[begin SUPPLIED DATA]
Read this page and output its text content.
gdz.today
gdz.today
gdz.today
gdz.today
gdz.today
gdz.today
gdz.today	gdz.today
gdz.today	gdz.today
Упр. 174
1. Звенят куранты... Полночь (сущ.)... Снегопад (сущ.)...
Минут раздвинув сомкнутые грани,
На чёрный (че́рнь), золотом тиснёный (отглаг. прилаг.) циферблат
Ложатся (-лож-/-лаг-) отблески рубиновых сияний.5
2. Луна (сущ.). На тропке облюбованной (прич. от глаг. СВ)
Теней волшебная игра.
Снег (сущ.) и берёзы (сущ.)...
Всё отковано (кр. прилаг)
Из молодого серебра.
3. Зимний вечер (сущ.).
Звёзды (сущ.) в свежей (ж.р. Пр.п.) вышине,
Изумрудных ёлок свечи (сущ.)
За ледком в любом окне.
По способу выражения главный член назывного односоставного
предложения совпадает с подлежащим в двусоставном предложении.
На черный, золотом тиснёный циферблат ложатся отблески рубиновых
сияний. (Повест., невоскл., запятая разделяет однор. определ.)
[end SUPPLIED DATA]
▶ _STATED GOAL_
Copy each line of the listing that contains the string "тиснёный".

▶ _OUTPUT FOR THIS EXERCISE_
На чёрный (че́рнь), золотом тиснёный (отглаг. прилаг.) циферблат
На черный, золотом тиснёный циферблат ложатся отблески рубиновых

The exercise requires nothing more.